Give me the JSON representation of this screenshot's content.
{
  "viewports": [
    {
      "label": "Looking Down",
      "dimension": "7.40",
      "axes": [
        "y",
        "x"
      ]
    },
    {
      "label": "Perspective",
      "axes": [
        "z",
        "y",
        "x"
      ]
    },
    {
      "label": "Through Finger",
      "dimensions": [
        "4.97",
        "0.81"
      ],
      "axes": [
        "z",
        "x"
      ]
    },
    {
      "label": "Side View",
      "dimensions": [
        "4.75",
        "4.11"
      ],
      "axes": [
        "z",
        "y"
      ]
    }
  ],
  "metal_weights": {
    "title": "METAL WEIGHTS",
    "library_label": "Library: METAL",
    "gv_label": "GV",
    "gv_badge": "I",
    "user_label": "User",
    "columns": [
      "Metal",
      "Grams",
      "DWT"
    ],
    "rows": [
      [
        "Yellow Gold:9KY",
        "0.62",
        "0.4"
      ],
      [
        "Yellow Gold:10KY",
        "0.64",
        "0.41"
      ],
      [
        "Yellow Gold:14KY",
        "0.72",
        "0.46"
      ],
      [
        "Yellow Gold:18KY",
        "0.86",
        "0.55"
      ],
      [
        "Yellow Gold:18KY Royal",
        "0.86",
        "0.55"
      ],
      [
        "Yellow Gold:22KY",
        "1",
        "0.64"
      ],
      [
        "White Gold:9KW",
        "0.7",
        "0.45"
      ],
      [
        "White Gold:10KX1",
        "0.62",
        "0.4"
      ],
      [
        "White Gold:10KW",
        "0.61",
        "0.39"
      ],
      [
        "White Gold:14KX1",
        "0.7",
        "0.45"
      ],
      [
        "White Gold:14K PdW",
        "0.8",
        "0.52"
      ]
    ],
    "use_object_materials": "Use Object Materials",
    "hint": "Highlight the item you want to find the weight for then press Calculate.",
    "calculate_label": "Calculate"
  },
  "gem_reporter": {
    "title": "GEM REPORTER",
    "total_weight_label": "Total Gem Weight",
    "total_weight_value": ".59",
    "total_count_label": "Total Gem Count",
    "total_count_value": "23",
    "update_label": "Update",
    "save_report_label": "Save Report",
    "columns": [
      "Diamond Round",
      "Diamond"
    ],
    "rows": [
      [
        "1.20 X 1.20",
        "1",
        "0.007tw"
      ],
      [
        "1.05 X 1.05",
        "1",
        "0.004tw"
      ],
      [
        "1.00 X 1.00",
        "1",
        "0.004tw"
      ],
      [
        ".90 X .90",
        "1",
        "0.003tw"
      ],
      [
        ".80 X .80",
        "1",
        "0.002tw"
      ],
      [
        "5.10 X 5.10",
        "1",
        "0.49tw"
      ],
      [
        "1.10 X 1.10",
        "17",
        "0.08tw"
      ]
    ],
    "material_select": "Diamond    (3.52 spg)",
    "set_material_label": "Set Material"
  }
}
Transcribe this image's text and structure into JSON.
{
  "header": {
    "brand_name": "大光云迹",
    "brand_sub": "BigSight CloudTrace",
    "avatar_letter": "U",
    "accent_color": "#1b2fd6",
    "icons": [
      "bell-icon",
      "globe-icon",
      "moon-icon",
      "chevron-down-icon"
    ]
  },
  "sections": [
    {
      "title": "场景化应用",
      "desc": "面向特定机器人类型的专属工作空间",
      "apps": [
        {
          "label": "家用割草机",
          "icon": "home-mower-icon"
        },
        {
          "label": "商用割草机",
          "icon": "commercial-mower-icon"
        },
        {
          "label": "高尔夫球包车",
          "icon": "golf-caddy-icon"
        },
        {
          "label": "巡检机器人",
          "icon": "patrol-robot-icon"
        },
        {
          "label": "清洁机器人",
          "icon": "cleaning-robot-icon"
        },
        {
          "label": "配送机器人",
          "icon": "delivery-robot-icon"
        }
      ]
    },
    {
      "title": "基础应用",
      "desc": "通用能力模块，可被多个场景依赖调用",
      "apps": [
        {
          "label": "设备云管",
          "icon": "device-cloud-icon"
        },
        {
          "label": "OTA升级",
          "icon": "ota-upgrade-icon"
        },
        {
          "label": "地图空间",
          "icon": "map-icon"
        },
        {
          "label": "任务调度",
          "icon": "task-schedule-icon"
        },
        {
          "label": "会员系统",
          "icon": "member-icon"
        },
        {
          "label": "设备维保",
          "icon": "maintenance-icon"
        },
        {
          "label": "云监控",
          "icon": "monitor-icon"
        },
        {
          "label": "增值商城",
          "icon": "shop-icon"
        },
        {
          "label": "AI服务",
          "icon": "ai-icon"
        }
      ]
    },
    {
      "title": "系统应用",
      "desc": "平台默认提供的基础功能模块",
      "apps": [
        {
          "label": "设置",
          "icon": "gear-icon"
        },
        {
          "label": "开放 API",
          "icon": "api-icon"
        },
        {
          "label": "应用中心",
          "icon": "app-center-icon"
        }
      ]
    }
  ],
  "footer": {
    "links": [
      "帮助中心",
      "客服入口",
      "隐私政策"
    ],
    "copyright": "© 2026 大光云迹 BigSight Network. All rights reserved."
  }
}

━━━━

EXERCISE GOAL
Pull out the lines above in which the word "Calculate" appears.

TASK OUTPUT
    "hint": "Highlight the item you want to find the weight for then press Calculate.",
    "calculate_label": "Calculate"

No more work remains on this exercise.